### PROBLEMS AND TASKS
• a. Decide whether each statement agrees with the news item on the MUSCLE study, answering yes or no and quoting the deciding words: (i) the trial met its primary endpoint; (ii) inclusion body myositis has no approved treatments; (iii) in the subgroup with less severe disease, only the lower dose slowed progression.
• b. Copy the stretch of the news item on the MUSCLE study from "NEWTON, Mass. —" through "disease at baseline.".

### EXCERPTED PASSAGE
● ● ● ● ●

NEWTON, Mass. — Abcuro, Inc., a clinical-stage biotechnology company, reported results from its Phase 2/3 MUSCLE study evaluating ulviprubart, an investigational treatment for inclusion body myositis, at a recent global medical conference.
The study, presented at the Global Conference on Myositis in Lisbon, examined ulviprubart, a monoclonal antibody designed to target cytotoxic T cells linked to muscle damage in the disease. Inclusion body myositis is a rare, progressive autoimmune condition with no approved treatments.
While the trial did not meet its primary endpoint of statistical significance, results showed a trend toward slower disease progression compared with placebo, particularly among patients with less severe disease at baseline.
In the overall study population, patients receiving the lower dose of ulviprubart experienced a smaller decline in functional scores compared with placebo. In a pre-specified subgroup of patients with less severe disease, both dose groups showed a roughly 50 percent slowing of disease progression relative to placebo over 76 weeks.

● ● ● ● ●

Entries taken from a collection:
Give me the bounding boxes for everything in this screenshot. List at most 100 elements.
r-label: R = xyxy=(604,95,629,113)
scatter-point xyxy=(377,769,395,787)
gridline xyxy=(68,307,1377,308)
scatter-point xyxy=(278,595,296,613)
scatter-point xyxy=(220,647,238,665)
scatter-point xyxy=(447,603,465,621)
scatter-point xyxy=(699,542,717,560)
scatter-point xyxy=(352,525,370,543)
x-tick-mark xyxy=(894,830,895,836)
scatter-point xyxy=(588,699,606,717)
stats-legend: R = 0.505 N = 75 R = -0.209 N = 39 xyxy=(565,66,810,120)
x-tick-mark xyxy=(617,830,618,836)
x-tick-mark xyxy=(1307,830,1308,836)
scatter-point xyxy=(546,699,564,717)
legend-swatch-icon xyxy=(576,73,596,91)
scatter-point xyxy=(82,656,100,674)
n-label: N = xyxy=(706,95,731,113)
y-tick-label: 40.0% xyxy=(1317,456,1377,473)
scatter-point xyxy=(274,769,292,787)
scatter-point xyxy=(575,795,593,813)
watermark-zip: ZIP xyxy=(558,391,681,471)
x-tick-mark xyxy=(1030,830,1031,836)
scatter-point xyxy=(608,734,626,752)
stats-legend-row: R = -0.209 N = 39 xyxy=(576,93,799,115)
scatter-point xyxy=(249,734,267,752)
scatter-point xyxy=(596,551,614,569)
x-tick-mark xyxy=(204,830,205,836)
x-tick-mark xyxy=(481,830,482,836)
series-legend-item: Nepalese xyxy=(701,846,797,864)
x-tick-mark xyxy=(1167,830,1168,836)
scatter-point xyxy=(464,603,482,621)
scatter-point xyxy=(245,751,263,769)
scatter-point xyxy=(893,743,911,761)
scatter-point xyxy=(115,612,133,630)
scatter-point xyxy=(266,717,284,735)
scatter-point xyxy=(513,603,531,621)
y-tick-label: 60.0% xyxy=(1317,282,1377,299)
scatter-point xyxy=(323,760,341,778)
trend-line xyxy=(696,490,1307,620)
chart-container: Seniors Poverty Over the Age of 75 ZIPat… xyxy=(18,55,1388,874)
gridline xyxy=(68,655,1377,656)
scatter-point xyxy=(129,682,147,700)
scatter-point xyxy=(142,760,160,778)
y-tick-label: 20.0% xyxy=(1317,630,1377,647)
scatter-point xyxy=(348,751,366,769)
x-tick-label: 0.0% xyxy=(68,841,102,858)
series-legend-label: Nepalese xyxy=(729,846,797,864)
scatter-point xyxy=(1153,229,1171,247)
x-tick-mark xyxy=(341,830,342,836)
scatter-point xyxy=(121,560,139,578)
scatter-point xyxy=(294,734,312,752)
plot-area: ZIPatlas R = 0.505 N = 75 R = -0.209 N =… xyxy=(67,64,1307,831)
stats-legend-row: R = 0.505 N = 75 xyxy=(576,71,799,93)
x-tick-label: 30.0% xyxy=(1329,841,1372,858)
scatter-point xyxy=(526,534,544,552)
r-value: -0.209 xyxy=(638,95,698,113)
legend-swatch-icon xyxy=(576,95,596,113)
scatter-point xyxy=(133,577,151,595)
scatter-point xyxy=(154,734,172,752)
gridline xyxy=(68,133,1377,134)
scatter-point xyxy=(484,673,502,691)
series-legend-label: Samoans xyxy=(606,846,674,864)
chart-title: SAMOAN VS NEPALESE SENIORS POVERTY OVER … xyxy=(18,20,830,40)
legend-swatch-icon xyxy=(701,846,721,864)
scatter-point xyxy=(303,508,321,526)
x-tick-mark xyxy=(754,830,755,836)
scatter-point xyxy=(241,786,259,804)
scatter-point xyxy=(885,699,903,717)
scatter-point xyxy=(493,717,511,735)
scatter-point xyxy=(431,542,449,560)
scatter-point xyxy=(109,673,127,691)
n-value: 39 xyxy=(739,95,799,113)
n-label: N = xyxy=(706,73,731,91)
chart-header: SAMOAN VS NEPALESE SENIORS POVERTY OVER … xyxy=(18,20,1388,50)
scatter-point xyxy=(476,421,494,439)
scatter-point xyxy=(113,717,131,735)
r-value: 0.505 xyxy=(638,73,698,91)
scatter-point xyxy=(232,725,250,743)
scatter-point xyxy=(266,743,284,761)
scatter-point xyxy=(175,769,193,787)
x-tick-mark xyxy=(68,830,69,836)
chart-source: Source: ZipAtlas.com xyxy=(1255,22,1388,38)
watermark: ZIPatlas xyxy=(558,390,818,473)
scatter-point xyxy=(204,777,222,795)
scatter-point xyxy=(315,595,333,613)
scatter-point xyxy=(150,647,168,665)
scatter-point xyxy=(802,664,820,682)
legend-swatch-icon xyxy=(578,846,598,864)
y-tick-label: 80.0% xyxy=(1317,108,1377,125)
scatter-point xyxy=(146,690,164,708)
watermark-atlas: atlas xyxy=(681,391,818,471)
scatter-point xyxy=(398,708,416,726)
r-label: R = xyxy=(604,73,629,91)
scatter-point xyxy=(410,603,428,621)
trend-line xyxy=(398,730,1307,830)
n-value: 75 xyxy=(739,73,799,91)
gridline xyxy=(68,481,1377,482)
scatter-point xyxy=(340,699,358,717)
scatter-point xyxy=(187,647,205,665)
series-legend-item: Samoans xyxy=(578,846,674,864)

● ● ● ● ●

### RESULTS IN ORDER
• a.
(i) No: "the trial did not meet its primary endpoint of statistical significance"
(ii) Yes: "a rare, progressive autoimmune condition with no approved treatments"
(iii) No: "both dose groups showed a roughly 50 percent slowing of disease progression relative to placebo over 76 weeks"

• b.
NEWTON, Mass. — Abcuro, Inc., a clinical-stage biotechnology company, reported results from its Phase 2/3 MUSCLE study evaluating ulviprubart, an investigational treatment for inclusion body myositis, at a recent global medical conference.
The study, presented at the Global Conference on Myositis in Lisbon, examined ulviprubart, a monoclonal antibody designed to target cytotoxic T cells linked to muscle damage in the disease. Inclusion body myositis is a rare, progressive autoimmune condition with no approved treatments.
While the trial did not meet its primary endpoint of statistical significance, results showed a trend toward slower disease progression compared with placebo, particularly among patients with less severe disease at baseline.